## Exercise details:
All of the data must be printed exactly; please include every line.

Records
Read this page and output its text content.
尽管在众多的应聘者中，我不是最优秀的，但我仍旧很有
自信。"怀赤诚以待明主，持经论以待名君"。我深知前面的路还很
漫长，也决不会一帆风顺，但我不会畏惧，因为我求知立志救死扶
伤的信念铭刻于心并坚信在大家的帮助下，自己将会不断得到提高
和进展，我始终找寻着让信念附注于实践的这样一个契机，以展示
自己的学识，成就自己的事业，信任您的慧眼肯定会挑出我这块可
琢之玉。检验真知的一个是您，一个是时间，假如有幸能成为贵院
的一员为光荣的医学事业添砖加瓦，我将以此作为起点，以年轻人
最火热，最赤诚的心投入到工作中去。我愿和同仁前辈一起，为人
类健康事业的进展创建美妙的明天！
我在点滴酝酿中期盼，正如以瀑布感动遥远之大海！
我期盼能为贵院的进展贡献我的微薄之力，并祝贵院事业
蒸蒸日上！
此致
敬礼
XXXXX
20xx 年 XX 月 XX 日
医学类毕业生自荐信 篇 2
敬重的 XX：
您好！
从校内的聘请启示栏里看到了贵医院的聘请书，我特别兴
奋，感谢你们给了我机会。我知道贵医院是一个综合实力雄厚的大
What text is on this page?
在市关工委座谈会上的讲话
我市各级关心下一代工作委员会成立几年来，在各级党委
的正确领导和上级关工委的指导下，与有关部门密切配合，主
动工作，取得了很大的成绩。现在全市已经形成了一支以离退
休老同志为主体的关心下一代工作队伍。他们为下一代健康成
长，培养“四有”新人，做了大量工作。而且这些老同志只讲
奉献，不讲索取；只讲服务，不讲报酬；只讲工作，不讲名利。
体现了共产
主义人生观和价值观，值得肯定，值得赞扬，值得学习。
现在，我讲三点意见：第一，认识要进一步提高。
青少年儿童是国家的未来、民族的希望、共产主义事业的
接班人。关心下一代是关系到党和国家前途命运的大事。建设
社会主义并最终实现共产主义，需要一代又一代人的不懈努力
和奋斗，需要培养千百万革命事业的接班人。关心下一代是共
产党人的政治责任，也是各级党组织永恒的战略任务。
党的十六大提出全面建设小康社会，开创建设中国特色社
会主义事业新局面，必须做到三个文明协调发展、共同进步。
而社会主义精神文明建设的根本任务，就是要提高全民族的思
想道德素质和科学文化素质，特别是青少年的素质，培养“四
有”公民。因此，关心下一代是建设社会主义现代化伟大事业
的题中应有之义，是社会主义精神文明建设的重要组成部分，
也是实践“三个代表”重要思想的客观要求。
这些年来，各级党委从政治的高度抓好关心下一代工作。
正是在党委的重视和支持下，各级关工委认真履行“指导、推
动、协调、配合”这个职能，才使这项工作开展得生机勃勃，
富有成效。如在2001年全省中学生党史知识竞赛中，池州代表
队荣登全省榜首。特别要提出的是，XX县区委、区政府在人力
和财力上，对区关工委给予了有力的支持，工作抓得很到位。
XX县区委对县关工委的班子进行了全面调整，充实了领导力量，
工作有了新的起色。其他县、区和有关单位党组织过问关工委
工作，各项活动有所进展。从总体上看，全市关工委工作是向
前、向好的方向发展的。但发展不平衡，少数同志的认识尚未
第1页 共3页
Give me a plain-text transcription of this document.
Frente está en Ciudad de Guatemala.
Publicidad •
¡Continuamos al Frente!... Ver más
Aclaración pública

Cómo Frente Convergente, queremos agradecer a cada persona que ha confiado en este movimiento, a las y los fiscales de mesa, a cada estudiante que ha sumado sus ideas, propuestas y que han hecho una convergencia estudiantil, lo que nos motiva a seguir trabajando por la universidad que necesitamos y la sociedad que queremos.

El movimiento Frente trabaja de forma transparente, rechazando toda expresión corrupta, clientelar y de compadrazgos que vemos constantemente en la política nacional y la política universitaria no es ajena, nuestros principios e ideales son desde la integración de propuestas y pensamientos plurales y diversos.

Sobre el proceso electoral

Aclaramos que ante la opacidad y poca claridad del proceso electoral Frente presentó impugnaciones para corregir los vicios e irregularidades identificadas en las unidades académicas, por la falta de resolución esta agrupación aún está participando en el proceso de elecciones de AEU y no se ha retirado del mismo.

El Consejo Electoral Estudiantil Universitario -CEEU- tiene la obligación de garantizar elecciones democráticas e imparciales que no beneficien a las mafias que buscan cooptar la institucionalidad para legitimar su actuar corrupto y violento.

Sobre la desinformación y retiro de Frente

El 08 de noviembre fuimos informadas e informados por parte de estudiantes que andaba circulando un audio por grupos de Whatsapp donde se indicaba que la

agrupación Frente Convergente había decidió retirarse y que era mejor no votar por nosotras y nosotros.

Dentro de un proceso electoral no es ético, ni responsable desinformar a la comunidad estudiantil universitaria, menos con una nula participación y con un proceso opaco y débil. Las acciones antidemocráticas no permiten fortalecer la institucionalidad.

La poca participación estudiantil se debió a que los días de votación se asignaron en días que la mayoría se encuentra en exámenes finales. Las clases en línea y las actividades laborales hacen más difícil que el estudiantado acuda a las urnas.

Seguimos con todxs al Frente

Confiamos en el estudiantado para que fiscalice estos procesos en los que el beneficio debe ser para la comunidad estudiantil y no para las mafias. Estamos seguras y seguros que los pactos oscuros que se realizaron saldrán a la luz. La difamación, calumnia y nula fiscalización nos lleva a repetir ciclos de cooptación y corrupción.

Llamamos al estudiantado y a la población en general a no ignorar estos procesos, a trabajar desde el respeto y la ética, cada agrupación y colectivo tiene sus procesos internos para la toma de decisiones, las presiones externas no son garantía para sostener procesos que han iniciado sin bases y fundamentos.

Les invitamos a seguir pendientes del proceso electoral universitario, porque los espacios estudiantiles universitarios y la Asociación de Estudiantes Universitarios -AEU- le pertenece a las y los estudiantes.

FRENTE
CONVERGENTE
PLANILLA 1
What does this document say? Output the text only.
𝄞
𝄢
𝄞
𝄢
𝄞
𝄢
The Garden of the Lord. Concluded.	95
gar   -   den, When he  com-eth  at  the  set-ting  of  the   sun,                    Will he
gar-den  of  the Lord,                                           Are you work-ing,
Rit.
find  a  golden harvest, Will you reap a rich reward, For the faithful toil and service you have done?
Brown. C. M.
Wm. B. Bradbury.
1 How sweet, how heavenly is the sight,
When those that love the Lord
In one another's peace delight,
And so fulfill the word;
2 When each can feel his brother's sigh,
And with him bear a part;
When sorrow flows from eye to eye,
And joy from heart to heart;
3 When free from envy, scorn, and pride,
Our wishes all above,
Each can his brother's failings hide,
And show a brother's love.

## Written solution:
Read this page and output its text content.
尽管在众多的应聘者中，我不是最优秀的，但我仍旧很有
自信。"怀赤诚以待明主，持经论以待名君"。我深知前面的路还很
漫长，也决不会一帆风顺，但我不会畏惧，因为我求知立志救死扶
伤的信念铭刻于心并坚信在大家的帮助下，自己将会不断得到提高
和进展，我始终找寻着让信念附注于实践的这样一个契机，以展示
自己的学识，成就自己的事业，信任您的慧眼肯定会挑出我这块可
琢之玉。检验真知的一个是您，一个是时间，假如有幸能成为贵院
的一员为光荣的医学事业添砖加瓦，我将以此作为起点，以年轻人
最火热，最赤诚的心投入到工作中去。我愿和同仁前辈一起，为人
类健康事业的进展创建美妙的明天！
我在点滴酝酿中期盼，正如以瀑布感动遥远之大海！
我期盼能为贵院的进展贡献我的微薄之力，并祝贵院事业
蒸蒸日上！
此致
敬礼
XXXXX
20xx 年 XX 月 XX 日
医学类毕业生自荐信 篇 2
敬重的 XX：
您好！
从校内的聘请启示栏里看到了贵医院的聘请书，我特别兴
奋，感谢你们给了我机会。我知道贵医院是一个综合实力雄厚的大
What text is on this page?
在市关工委座谈会上的讲话
我市各级关心下一代工作委员会成立几年来，在各级党委
的正确领导和上级关工委的指导下，与有关部门密切配合，主
动工作，取得了很大的成绩。现在全市已经形成了一支以离退
休老同志为主体的关心下一代工作队伍。他们为下一代健康成
长，培养“四有”新人，做了大量工作。而且这些老同志只讲
奉献，不讲索取；只讲服务，不讲报酬；只讲工作，不讲名利。
体现了共产
主义人生观和价值观，值得肯定，值得赞扬，值得学习。
现在，我讲三点意见：第一，认识要进一步提高。
青少年儿童是国家的未来、民族的希望、共产主义事业的
接班人。关心下一代是关系到党和国家前途命运的大事。建设
社会主义并最终实现共产主义，需要一代又一代人的不懈努力
和奋斗，需要培养千百万革命事业的接班人。关心下一代是共
产党人的政治责任，也是各级党组织永恒的战略任务。
党的十六大提出全面建设小康社会，开创建设中国特色社
会主义事业新局面，必须做到三个文明协调发展、共同进步。
而社会主义精神文明建设的根本任务，就是要提高全民族的思
想道德素质和科学文化素质，特别是青少年的素质，培养“四
有”公民。因此，关心下一代是建设社会主义现代化伟大事业
的题中应有之义，是社会主义精神文明建设的重要组成部分，
也是实践“三个代表”重要思想的客观要求。
这些年来，各级党委从政治的高度抓好关心下一代工作。
正是在党委的重视和支持下，各级关工委认真履行“指导、推
动、协调、配合”这个职能，才使这项工作开展得生机勃勃，
富有成效。如在2001年全省中学生党史知识竞赛中，池州代表
队荣登全省榜首。特别要提出的是，XX县区委、区政府在人力
和财力上，对区关工委给予了有力的支持，工作抓得很到位。
XX县区委对县关工委的班子进行了全面调整，充实了领导力量，
工作有了新的起色。其他县、区和有关单位党组织过问关工委
工作，各项活动有所进展。从总体上看，全市关工委工作是向
前、向好的方向发展的。但发展不平衡，少数同志的认识尚未
第1页 共3页
Give me a plain-text transcription of this document.
Frente está en Ciudad de Guatemala.
Publicidad •
¡Continuamos al Frente!... Ver más
Aclaración pública

Cómo Frente Convergente, queremos agradecer a cada persona que ha confiado en este movimiento, a las y los fiscales de mesa, a cada estudiante que ha sumado sus ideas, propuestas y que han hecho una convergencia estudiantil, lo que nos motiva a seguir trabajando por la universidad que necesitamos y la sociedad que queremos.

El movimiento Frente trabaja de forma transparente, rechazando toda expresión corrupta, clientelar y de compadrazgos que vemos constantemente en la política nacional y la política universitaria no es ajena, nuestros principios e ideales son desde la integración de propuestas y pensamientos plurales y diversos.

Sobre el proceso electoral

Aclaramos que ante la opacidad y poca claridad del proceso electoral Frente presentó impugnaciones para corregir los vicios e irregularidades identificadas en las unidades académicas, por la falta de resolución esta agrupación aún está participando en el proceso de elecciones de AEU y no se ha retirado del mismo.

El Consejo Electoral Estudiantil Universitario -CEEU- tiene la obligación de garantizar elecciones democráticas e imparciales que no beneficien a las mafias que buscan cooptar la institucionalidad para legitimar su actuar corrupto y violento.

Sobre la desinformación y retiro de Frente

El 08 de noviembre fuimos informadas e informados por parte de estudiantes que andaba circulando un audio por grupos de Whatsapp donde se indicaba que la

agrupación Frente Convergente había decidió retirarse y que era mejor no votar por nosotras y nosotros.

Dentro de un proceso electoral no es ético, ni responsable desinformar a la comunidad estudiantil universitaria, menos con una nula participación y con un proceso opaco y débil. Las acciones antidemocráticas no permiten fortalecer la institucionalidad.

La poca participación estudiantil se debió a que los días de votación se asignaron en días que la mayoría se encuentra en exámenes finales. Las clases en línea y las actividades laborales hacen más difícil que el estudiantado acuda a las urnas.

Seguimos con todxs al Frente

Confiamos en el estudiantado para que fiscalice estos procesos en los que el beneficio debe ser para la comunidad estudiantil y no para las mafias. Estamos seguras y seguros que los pactos oscuros que se realizaron saldrán a la luz. La difamación, calumnia y nula fiscalización nos lleva a repetir ciclos de cooptación y corrupción.

Llamamos al estudiantado y a la población en general a no ignorar estos procesos, a trabajar desde el respeto y la ética, cada agrupación y colectivo tiene sus procesos internos para la toma de decisiones, las presiones externas no son garantía para sostener procesos que han iniciado sin bases y fundamentos.

Les invitamos a seguir pendientes del proceso electoral universitario, porque los espacios estudiantiles universitarios y la Asociación de Estudiantes Universitarios -AEU- le pertenece a las y los estudiantes.

FRENTE
CONVERGENTE
PLANILLA 1
What does this document say? Output the text only.
𝄞
𝄢
𝄞
𝄢
𝄞
𝄢
The Garden of the Lord. Concluded.	95
gar   -   den, When he  com-eth  at  the  set-ting  of  the   sun,                    Will he
gar-den  of  the Lord,                                           Are you work-ing,
Rit.
find  a  golden harvest, Will you reap a rich reward, For the faithful toil and service you have done?
Brown. C. M.
Wm. B. Bradbury.
1 How sweet, how heavenly is the sight,
When those that love the Lord
In one another's peace delight,
And so fulfill the word;
2 When each can feel his brother's sigh,
And with him bear a part;
When sorrow flows from eye to eye,
And joy from heart to heart;
3 When free from envy, scorn, and pride,
Our wishes all above,
Each can his brother's failings hide,
And show a brother's love.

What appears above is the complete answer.